**Exercise objective:**
Return all lines with the word "apresentadas" in them.
____________________
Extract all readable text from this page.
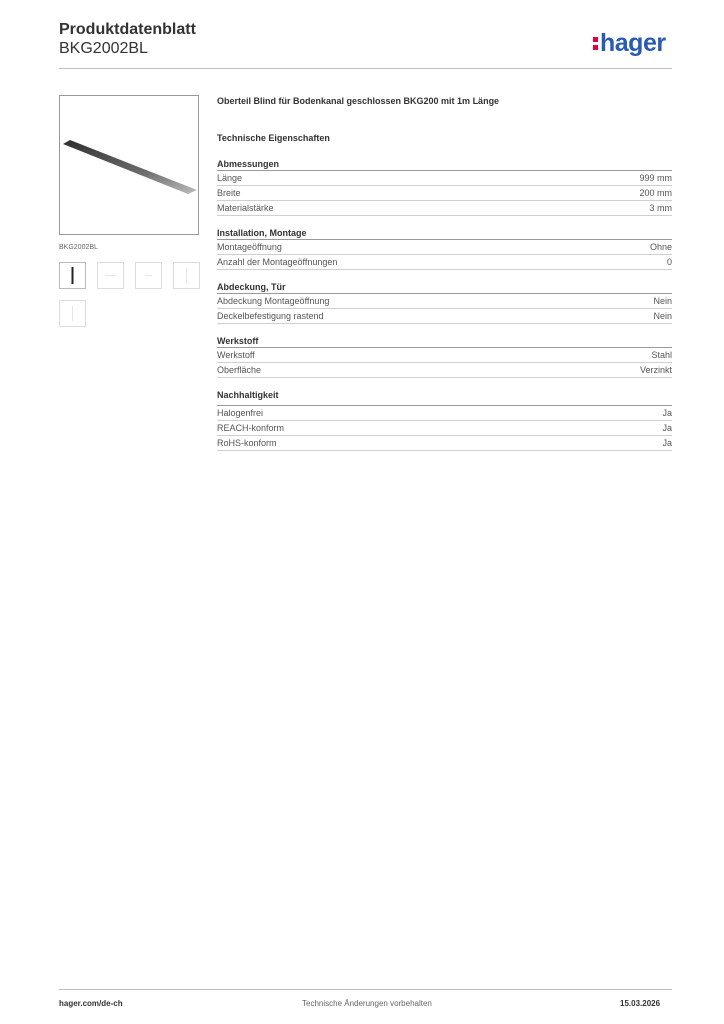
Produktdatenblatt
BKG2002BL	hager
BKG2002BL
Oberteil Blind für Bodenkanal geschlossen BKG200 mit 1m Länge
Technische Eigenschaften
Abmessungen
Länge	999 mm
Breite	200 mm
Materialstärke	3 mm
Installation, Montage
Montageöffnung	Ohne
Anzahl der Montageöffnungen	0
Abdeckung, Tür
Abdeckung Montageöffnung	Nein
Deckelbefestigung rastend	Nein
Werkstoff
Werkstoff	Stahl
Oberfläche	Verzinkt
Nachhaltigkeit
Halogenfrei	Ja
REACH-konform	Ja
RoHS-konform	Ja
hager.com/de-ch	Technische Änderungen vorbehalten	15.03.2026
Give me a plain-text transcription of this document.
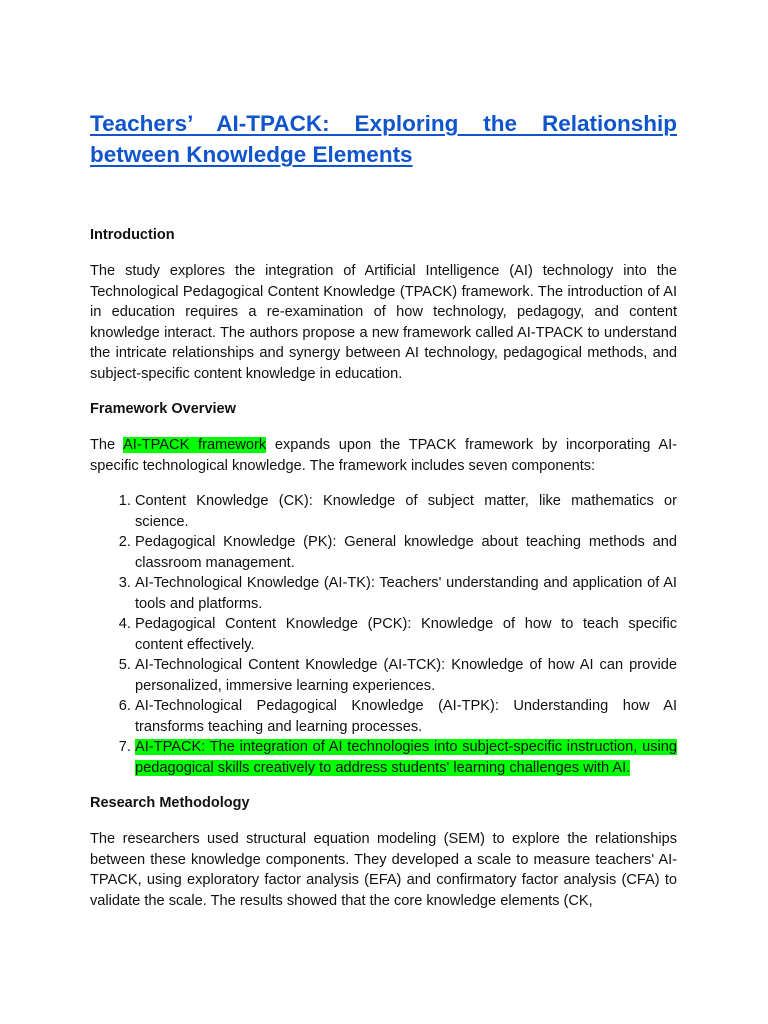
Teachers’ AI-TPACK: Exploring the Relationship between Knowledge Elements
Introduction

The study explores the integration of Artificial Intelligence (AI) technology into the Technological Pedagogical Content Knowledge (TPACK) framework. The introduction of AI in education requires a re-examination of how technology, pedagogy, and content knowledge interact. The authors propose a new framework called AI-TPACK to understand the intricate relationships and synergy between AI technology, pedagogical methods, and subject-specific content knowledge in education.

Framework Overview

The AI-TPACK framework expands upon the TPACK framework by incorporating AI-specific technological knowledge. The framework includes seven components:

1. Content Knowledge (CK): Knowledge of subject matter, like mathematics or science.
2. Pedagogical Knowledge (PK): General knowledge about teaching methods and classroom management.
3. AI-Technological Knowledge (AI-TK): Teachers' understanding and application of AI tools and platforms.
4. Pedagogical Content Knowledge (PCK): Knowledge of how to teach specific content effectively.
5. AI-Technological Content Knowledge (AI-TCK): Knowledge of how AI can provide personalized, immersive learning experiences.
6. AI-Technological Pedagogical Knowledge (AI-TPK): Understanding how AI transforms teaching and learning processes.
7. AI-TPACK: The integration of AI technologies into subject-specific instruction, using pedagogical skills creatively to address students' learning challenges with AI.
Research Methodology

The researchers used structural equation modeling (SEM) to explore the relationships between these knowledge components. They developed a scale to measure teachers' AI-TPACK, using exploratory factor analysis (EFA) and confirmatory factor analysis (CFA) to validate the scale. The results showed that the core knowledge elements (CK,
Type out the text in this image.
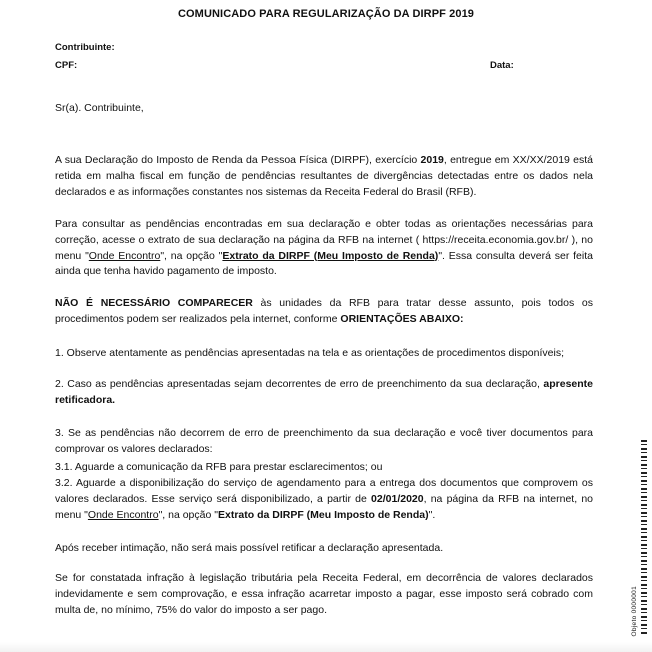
COMUNICADO PARA REGULARIZAÇÃO DA DIRPF 2019
Contribuinte:
CPF:	Data:

Sr(a). Contribuinte,

A sua Declaração do Imposto de Renda da Pessoa Física (DIRPF), exercício 2019, entregue em XX/XX/2019 está retida em malha fiscal em função de pendências resultantes de divergências detectadas entre os dados nela declarados e as informações constantes nos sistemas da Receita Federal do Brasil (RFB).

Para consultar as pendências encontradas em sua declaração e obter todas as orientações necessárias para correção, acesse o extrato de sua declaração na página da RFB na internet ( https://receita.economia.gov.br/ ), no menu "Onde Encontro", na opção "Extrato da DIRPF (Meu Imposto de Renda)". Essa consulta deverá ser feita ainda que tenha havido pagamento de imposto.

NÃO É NECESSÁRIO COMPARECER às unidades da RFB para tratar desse assunto, pois todos os procedimentos podem ser realizados pela internet, conforme ORIENTAÇÕES ABAIXO:

1. Observe atentamente as pendências apresentadas na tela e as orientações de procedimentos disponíveis;

2. Caso as pendências apresentadas sejam decorrentes de erro de preenchimento da sua declaração, apresente retificadora.

3. Se as pendências não decorrem de erro de preenchimento da sua declaração e você tiver documentos para comprovar os valores declarados:

3.1. Aguarde a comunicação da RFB para prestar esclarecimentos; ou

3.2. Aguarde a disponibilização do serviço de agendamento para a entrega dos documentos que comprovem os valores declarados. Esse serviço será disponibilizado, a partir de 02/01/2020, na página da RFB na internet, no menu "Onde Encontro", na opção "Extrato da DIRPF (Meu Imposto de Renda)".

Após receber intimação, não será mais possível retificar a declaração apresentada.

Se for constatada infração à legislação tributária pela Receita Federal, em decorrência de valores declarados indevidamente e sem comprovação, e essa infração acarretar imposto a pagar, esse imposto será cobrado com multa de, no mínimo, 75% do valor do imposto a ser pago.	Objeto 0000001
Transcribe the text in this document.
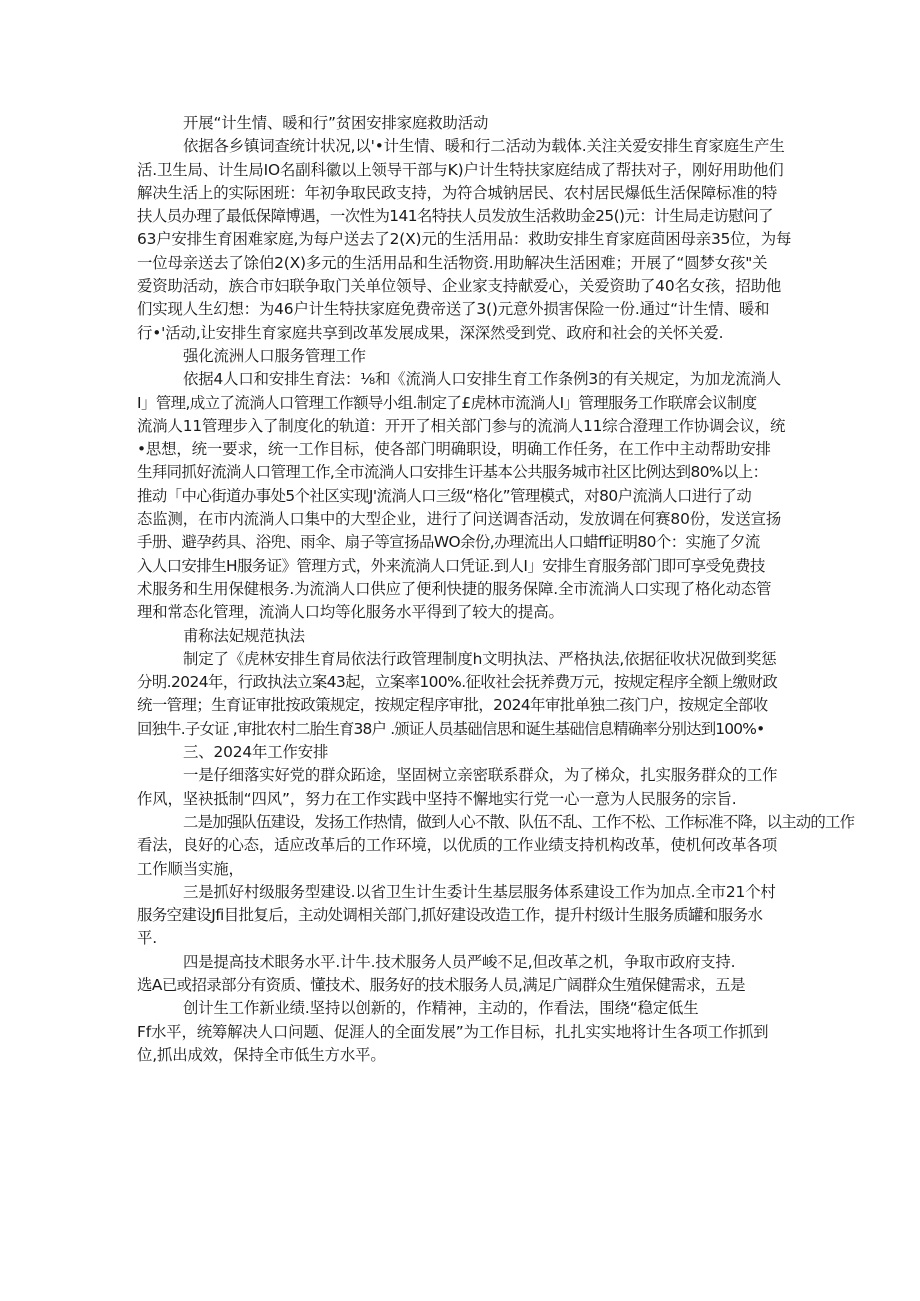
开展“计生情、暖和行”贫困安排家庭救助活动
依据各乡镇词查统计状况,以'•计生情、暖和行二活动为载体.关注关爱安排生育家庭生产生
活.卫生局、计生局IO名副科徽以上领导干部与K)户计生特扶家庭结成了帮扶对子，刚好用助他们
解决生活上的实际困班：年初争取民政支持，为符合城钠居民、农村居民爆低生活保障标准的特
扶人员办理了最低保障博遇，一次性为141名特扶人员发放生活救助金25()元：计生局走访慰问了
63户安排生育困难家庭,为每户送去了2(X)元的生活用品：救助安排生育家庭茴困母亲35位，为每
一位母亲送去了馀伯2(X)多元的生活用品和生活物资.用助解决生活困难；开展了“圆梦女孩"关
爱资助活动，族合市妇联争取门关单位领导、企业家支持献爱心，关爱资助了40名女孩，招助他
们实现人生幻想：为46户计生特扶家庭免费帝送了3()元意外损害保险一份.通过“计生情、暖和
行•'活动,让安排生育家庭共享到改革发展成果，深深然受到党、政府和社会的关怀关爱.
强化流洲人口服务管理工作
依据4人口和安排生育法：⅛和《流淌人口安排生育工作条例3的有关规定，为加龙流淌人
I」管理,成立了流淌人口管理工作额导小组.制定了£虎林市流淌人I」管理服务工作联席会议制度
流淌人11管理步入了制度化的轨道：开开了相关部门参与的流淌人11综合澄理工作协调会议，统
•思想，统一要求，统一工作目标，使各部门明确职设，明确工作任务，在工作中主动帮助安排
生拜同抓好流淌人口管理工作,全市流淌人口安排生讦基本公共服务城市社区比例达到80%以上：
推动「中心街道办事处5个社区实现J'流淌人口三级“格化”管理模式，对80户流淌人口进行了动
态监测，在市内流淌人口集中的大型企业，进行了问送调杳活动，发放调在何赛80份，发送宣扬
手册、避孕药具、浴兜、雨伞、扇子等宣扬品WO余份,办理流出人口蜡ff证明80个：实施了夕流
入人口安排生H服务证》管理方式，外来流淌人口凭证.到人I」安排生育服务部门即可享受免费技
术服务和生用保健根务.为流淌人口供应了便利快捷的服务保障.全市流淌人口实现了格化动态管
理和常态化管理，流淌人口均等化服务水平得到了较大的提高。
甫称法妃规范执法
制定了《虎林安排生育局依法行政管理制度h文明执法、严格执法,依据征收状况做到奖惩
分明.2024年，行政执法立案43起，立案率100%.征收社会抚养费万元，按规定程序全额上缴财政
统一管理；生育证审批按政策规定，按规定程序审批，2024年审批单独二孩门户，按规定全部收
回独牛.子女证 ,审批农村二胎生育38户 .颁证人员基础信思和诞生基础信息精确率分别达到100%•
三、2024年工作安排
一是仔细落实好党的群众跖途，坚固树立亲密联系群众，为了梯众，扎实服务群众的工作
作风，坚袂抵制“四风”，努力在工作实践中坚持不懈地实行党一心一意为人民服务的宗旨.
二是加强队伍建设，发扬工作热情，做到人心不散、队伍不乱、工作不松、工作标准不降，以主动的工作
看法，良好的心态，适应改革后的工作环境，以优质的工作业绩支持机构改革，使机何改革各项
工作顺当实施，
三是抓好村级服务型建设.以省卫生计生委计生基层服务体系建设工作为加点.全市21个村
服务空建设Jfi目批复后，主动处调相关部门,抓好建设改造工作，提升村级计生服务质罐和服务水
平.
四是提高技术眼务水平.计牛.技术服务人员严峻不足,但改革之机，争取市政府支持.
选A已或招录部分有资质、懂技术、服务好的技术服务人员,满足广阔群众生殖保健需求，五是
创计生工作新业绩.坚持以创新的，作精神，主动的，作看法，围绕“稳定低生
Ff水平，统筹解决人口问题、促涯人的全面发展”为工作目标，扎扎实实地将计生各项工作抓到
位,抓出成效，保持全市低生方水平。
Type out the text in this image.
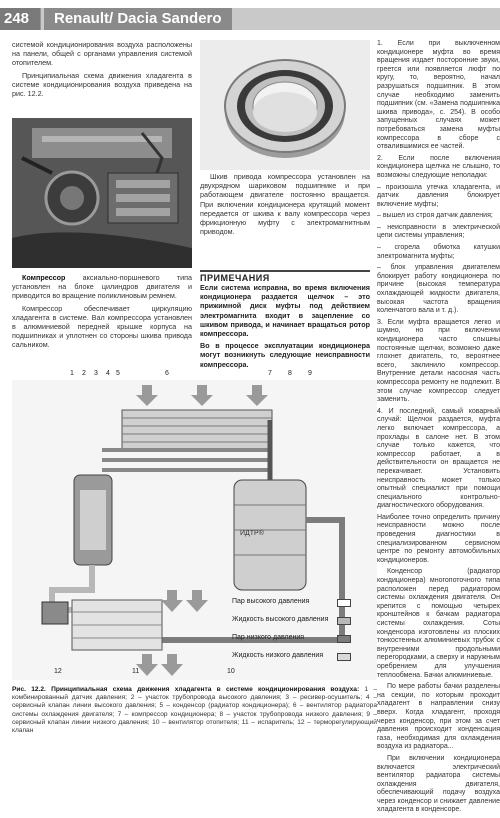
248	Renault/ Dacia Sandero

системой кондиционирования воздуха расположены на панели, общей с органами управления системой отопителем.

Принципиальная схема движения хладагента в системе кондиционирования воздуха приведена на рис. 12.2.

Компрессор аксиально-поршневого типа установлен на блоке цилиндров двигателя и приводится во вращение поликлиновым ремнем.

Компрессор обеспечивает циркуляцию хладагента в системе. Вал компрессора установлен в алюминиевой передней крышке корпуса на подшипниках и уплотнен со стороны шкива привода сальником.

Шкив привода компрессора установлен на двухрядном шариковом подшипнике и при работающем двигателе постоянно вращается. При включении кондиционера крутящий момент передается от шкива к валу компрессора через фрикционную муфту с электромагнитным приводом.

ПРИМЕЧАНИЯ

Если система исправна, во время включения кондиционера раздается щелчок – это прижимной диск муфты под действием электромагнита входит в зацепление со шкивом привода, и начинает вращаться ротор компрессора.

Во в процессе эксплуатации кондиционера могут возникнуть следующие неисправности компрессора.

1. Если при выключенном кондиционере муфта во время вращения издает посторонние звуки, греется или появляется люфт по кругу, то, вероятно, начал разрушаться подшипник. В этом случае необходимо заменить подшипник (см. «Замена подшипника шкива привода», с. 254). В особо запущенных случаях может потребоваться замена муфты компрессора в сборе с отвалившимися ее частей.

2. Если после включения кондиционера щелчка не слышно, то возможны следующие неполадки:

– произошла утечка хладагента, и датчик давления блокирует включение муфты;

– вышел из строя датчик давления;

– неисправности в электрической цепи системы управления;

– сгорела обмотка катушки электромагнита муфты;

– блок управления двигателем блокирует работу кондиционера по причине (высокая температура охлаждающей жидкости двигателя, высокая частота вращения коленчатого вала и т. д.).

3. Если муфта вращается легко и шумно, но при включении кондиционера часто слышны постоянные щелчки, возможно даже глохнет двигатель, то, вероятнее всего, заклинило компрессор. Внутренние детали насосная часть компрессора ремонту не подлежит. В этом случае компрессор следует заменить.

4. И последний, самый коварный случай: Щелчок раздается, муфта легко включает компрессора, а прохлады в салоне нет. В этом случае только кажется, что компрессор работает, а в действительности он вращается не перекачивает. Установить неисправность может только опытный специалист при помощи специального контрольно-диагностического оборудования.

Наиболее точно определить причину неисправности можно после проведения диагностики в специализированном сервисном центре по ремонту автомобильных кондиционеров.

Конденсор (радиатор кондиционера) многопоточного типа расположен перед радиатором системы охлаждения двигателя. Он крепится с помощью четырех кронштейнов к бачкам радиатора системы охлаждения. Соты конденсора изготовлены из плоских тонкостенных алюминиевых трубок с внутренними продольными перегородками, а сверху и наружным оребрением для улучшения теплообмена. Бачки алюминиевые.

По мере работы бачки разделены на секции, по которым проходит хладагент в направлении снизу вверх. Когда хладагент, проходя через конденсор, при этом за счет давления происходит конденсация газа, необходимая для охлаждения воздуха из радиатора...

При включении кондиционера включается электрический вентилятор радиатора системы охлаждения двигателя, обеспечивающий подачу воздуха через конденсор и снижает давление хладагента в конденсоре.

1 2 3 4 5	6	7 8 9
12	11	10
ИДТР®
Пар высокого давления
Жидкость высокого давления
Пар низкого давления
Жидкость низкого давления
Рис. 12.2. Принципиальная схема движения хладагента в системе кондиционирования воздуха: 1 – комбинированный датчик давления; 2 – участок трубопровода высокого давления; 3 – ресивер-осушитель; 4 – сервисный клапан линии высокого давления; 5 – конденсор (радиатор кондиционера); 6 – вентилятор радиатора системы охлаждения двигателя; 7 – компрессор кондиционера; 8 – участок трубопровода низкого давления; 9 – сервисный клапан линии низкого давления; 10 – вентилятор отопителя; 11 – испаритель; 12 – терморегулирующий клапан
____________________
**Response:**
1. Observe atentamente as pendências apresentadas na tela e as orientações de procedimentos disponíveis;
2. Caso as pendências apresentadas sejam decorrentes de erro de preenchimento da sua declaração, apresente retificadora.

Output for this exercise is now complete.